** What is asked **
Write out the material exactly, leaving every picture behind.

** The input **

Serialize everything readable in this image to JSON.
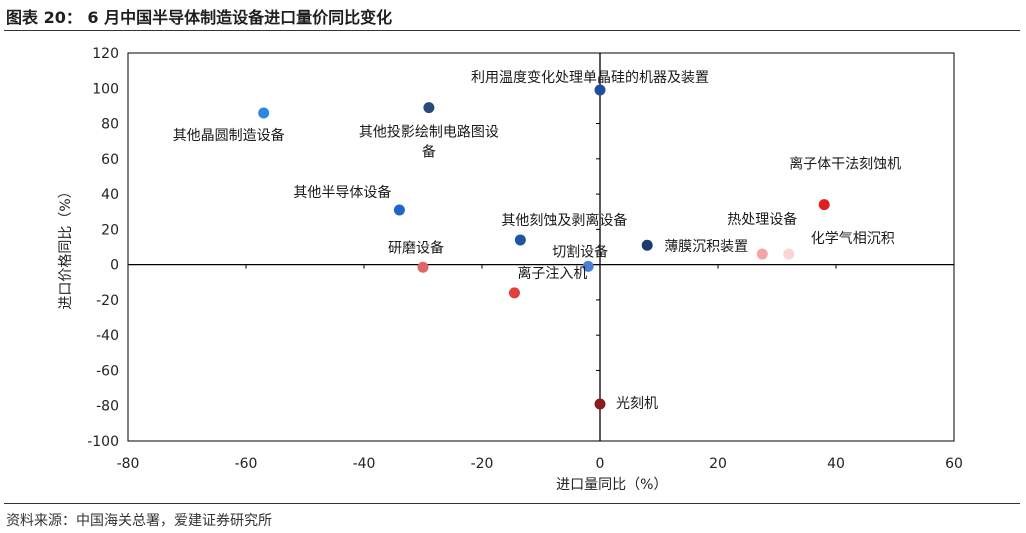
{
  "figure": {
    "title": "图表 20：  6 月中国半导体制造设备进口量价同比变化",
    "source": "资料来源：中国海关总署，爱建证券研究所"
  },
  "chart_data": {
    "type": "scatter",
    "xlabel": "进口量同比（%）",
    "ylabel": "进口价格同比（%）",
    "xlim": [
      -80,
      60
    ],
    "ylim": [
      -100,
      120
    ],
    "xticks": [
      -80,
      -60,
      -40,
      -20,
      0,
      20,
      40,
      60
    ],
    "yticks": [
      -100,
      -80,
      -60,
      -40,
      -20,
      0,
      20,
      40,
      60,
      80,
      100,
      120
    ],
    "grid": false,
    "points": [
      {
        "name": "利用温度变化处理单晶硅的机器及装置",
        "x": 0,
        "y": 99,
        "color": "#1f4e9c"
      },
      {
        "name": "其他晶圆制造设备",
        "x": -57,
        "y": 86,
        "color": "#2e86e0"
      },
      {
        "name": "其他投影绘制电路图设备",
        "x": -29,
        "y": 89,
        "color": "#274a7a"
      },
      {
        "name": "其他半导体设备",
        "x": -34,
        "y": 31,
        "color": "#1f66c9"
      },
      {
        "name": "其他刻蚀及剥离设备",
        "x": -13.5,
        "y": 14,
        "color": "#1f56a0"
      },
      {
        "name": "研磨设备",
        "x": -30,
        "y": -1.5,
        "color": "#e06666"
      },
      {
        "name": "切割设备",
        "x": -2,
        "y": -1,
        "color": "#4a7fd4"
      },
      {
        "name": "薄膜沉积装置",
        "x": 8,
        "y": 11,
        "color": "#1c3a6e"
      },
      {
        "name": "热处理设备",
        "x": 27.5,
        "y": 6,
        "color": "#f2a5a5"
      },
      {
        "name": "化学气相沉积",
        "x": 32,
        "y": 6,
        "color": "#f9d6d6"
      },
      {
        "name": "离子体干法刻蚀机",
        "x": 38,
        "y": 34,
        "color": "#e02020"
      },
      {
        "name": "离子注入机",
        "x": -14.5,
        "y": -16,
        "color": "#e0413b"
      },
      {
        "name": "光刻机",
        "x": 0,
        "y": -79,
        "color": "#8b1a1a"
      }
    ]
  }
}
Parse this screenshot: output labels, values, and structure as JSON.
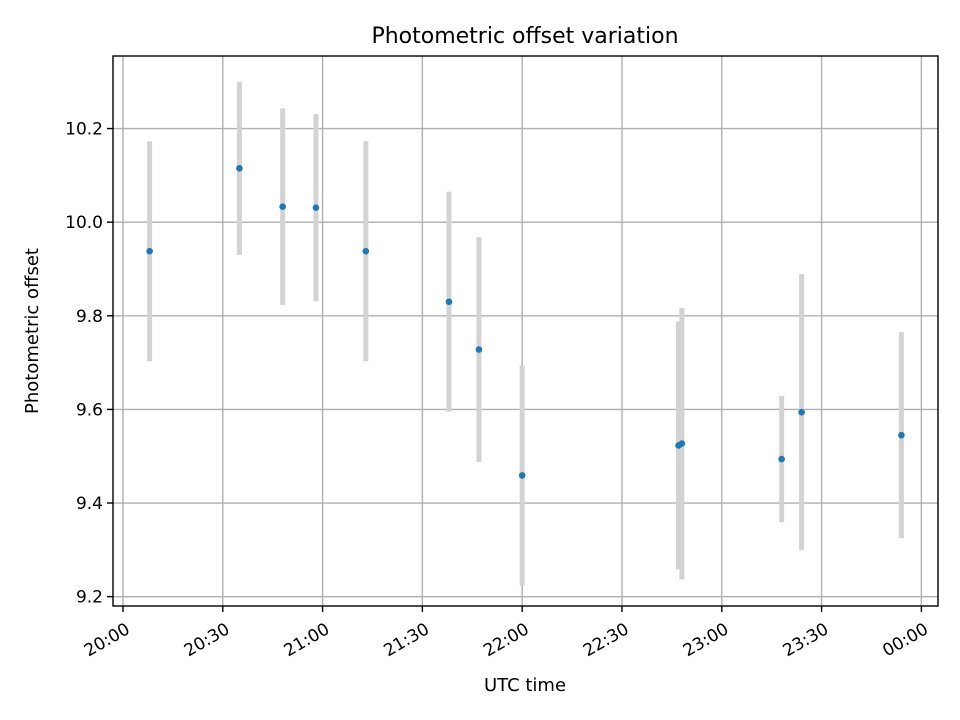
{
  "chart_data": {
    "type": "scatter",
    "title": "Photometric offset variation",
    "xlabel": "UTC time",
    "ylabel": "Photometric offset",
    "xlim": [
      "19:57",
      "00:05"
    ],
    "ylim": [
      9.18,
      10.355
    ],
    "x_ticks": [
      "20:00",
      "20:30",
      "21:00",
      "21:30",
      "22:00",
      "22:30",
      "23:00",
      "23:30",
      "00:00"
    ],
    "y_ticks": [
      9.2,
      9.4,
      9.6,
      9.8,
      10.0,
      10.2
    ],
    "grid": true,
    "point_color": "#1f77b4",
    "errorbar_color": "#d3d3d3",
    "series": [
      {
        "x": [
          "20:08",
          "20:35",
          "20:48",
          "20:58",
          "21:13",
          "21:38",
          "21:47",
          "22:00",
          "22:47",
          "22:48",
          "23:18",
          "23:24",
          "23:54"
        ],
        "y": [
          9.938,
          10.115,
          10.033,
          10.031,
          9.938,
          9.83,
          9.728,
          9.459,
          9.523,
          9.527,
          9.494,
          9.594,
          9.545
        ],
        "yerr": [
          0.235,
          0.185,
          0.21,
          0.2,
          0.235,
          0.235,
          0.24,
          0.235,
          0.265,
          0.29,
          0.135,
          0.295,
          0.22
        ]
      }
    ]
  }
}
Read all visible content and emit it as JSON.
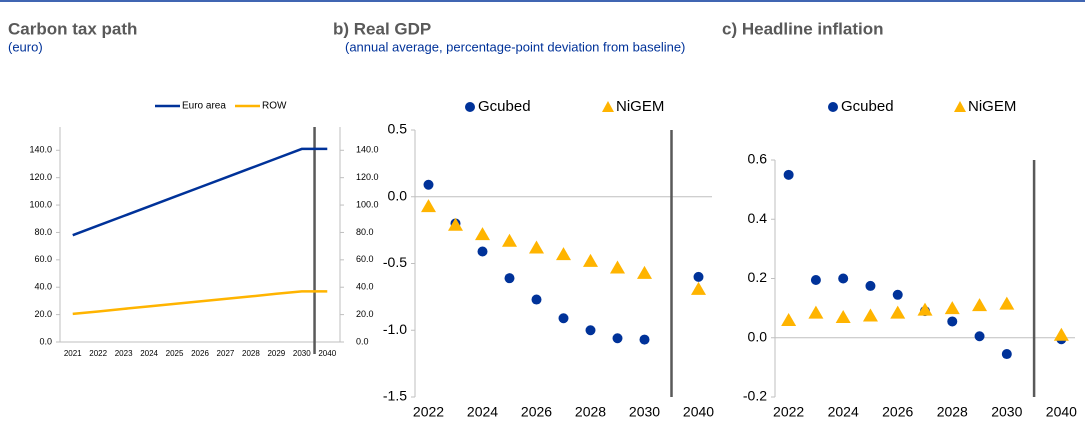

** The reply **
Serialize everything readable in this image to JSON.
{
  "figure": {
    "title": "图表 20：  6 月中国半导体制造设备进口量价同比变化",
    "source": "资料来源：中国海关总署，爱建证券研究所"
  },
  "chart_data": {
    "type": "scatter",
    "xlabel": "进口量同比（%）",
    "ylabel": "进口价格同比（%）",
    "xlim": [
      -80,
      60
    ],
    "ylim": [
      -100,
      120
    ],
    "xticks": [
      -80,
      -60,
      -40,
      -20,
      0,
      20,
      40,
      60
    ],
    "yticks": [
      -100,
      -80,
      -60,
      -40,
      -20,
      0,
      20,
      40,
      60,
      80,
      100,
      120
    ],
    "grid": false,
    "points": [
      {
        "name": "利用温度变化处理单晶硅的机器及装置",
        "x": 0,
        "y": 99,
        "color": "#1f4e9c"
      },
      {
        "name": "其他晶圆制造设备",
        "x": -57,
        "y": 86,
        "color": "#2e86e0"
      },
      {
        "name": "其他投影绘制电路图设备",
        "x": -29,
        "y": 89,
        "color": "#274a7a"
      },
      {
        "name": "其他半导体设备",
        "x": -34,
        "y": 31,
        "color": "#1f66c9"
      },
      {
        "name": "其他刻蚀及剥离设备",
        "x": -13.5,
        "y": 14,
        "color": "#1f56a0"
      },
      {
        "name": "研磨设备",
        "x": -30,
        "y": -1.5,
        "color": "#e06666"
      },
      {
        "name": "切割设备",
        "x": -2,
        "y": -1,
        "color": "#4a7fd4"
      },
      {
        "name": "薄膜沉积装置",
        "x": 8,
        "y": 11,
        "color": "#1c3a6e"
      },
      {
        "name": "热处理设备",
        "x": 27.5,
        "y": 6,
        "color": "#f2a5a5"
      },
      {
        "name": "化学气相沉积",
        "x": 32,
        "y": 6,
        "color": "#f9d6d6"
      },
      {
        "name": "离子体干法刻蚀机",
        "x": 38,
        "y": 34,
        "color": "#e02020"
      },
      {
        "name": "离子注入机",
        "x": -14.5,
        "y": -16,
        "color": "#e0413b"
      },
      {
        "name": "光刻机",
        "x": 0,
        "y": -79,
        "color": "#8b1a1a"
      }
    ]
  }
}
Parse this screenshot: output labels, values, and structure as JSON.
{
  "chart_data": {
    "type": "scatter",
    "title": "Photometric offset variation",
    "xlabel": "UTC time",
    "ylabel": "Photometric offset",
    "xlim": [
      "19:57",
      "00:05"
    ],
    "ylim": [
      9.18,
      10.355
    ],
    "x_ticks": [
      "20:00",
      "20:30",
      "21:00",
      "21:30",
      "22:00",
      "22:30",
      "23:00",
      "23:30",
      "00:00"
    ],
    "y_ticks": [
      9.2,
      9.4,
      9.6,
      9.8,
      10.0,
      10.2
    ],
    "grid": true,
    "point_color": "#1f77b4",
    "errorbar_color": "#d3d3d3",
    "series": [
      {
        "x": [
          "20:08",
          "20:35",
          "20:48",
          "20:58",
          "21:13",
          "21:38",
          "21:47",
          "22:00",
          "22:47",
          "22:48",
          "23:18",
          "23:24",
          "23:54"
        ],
        "y": [
          9.938,
          10.115,
          10.033,
          10.031,
          9.938,
          9.83,
          9.728,
          9.459,
          9.523,
          9.527,
          9.494,
          9.594,
          9.545
        ],
        "yerr": [
          0.235,
          0.185,
          0.21,
          0.2,
          0.235,
          0.235,
          0.24,
          0.235,
          0.265,
          0.29,
          0.135,
          0.295,
          0.22
        ]
      }
    ]
  }
}
Read all visible content and emit it as JSON.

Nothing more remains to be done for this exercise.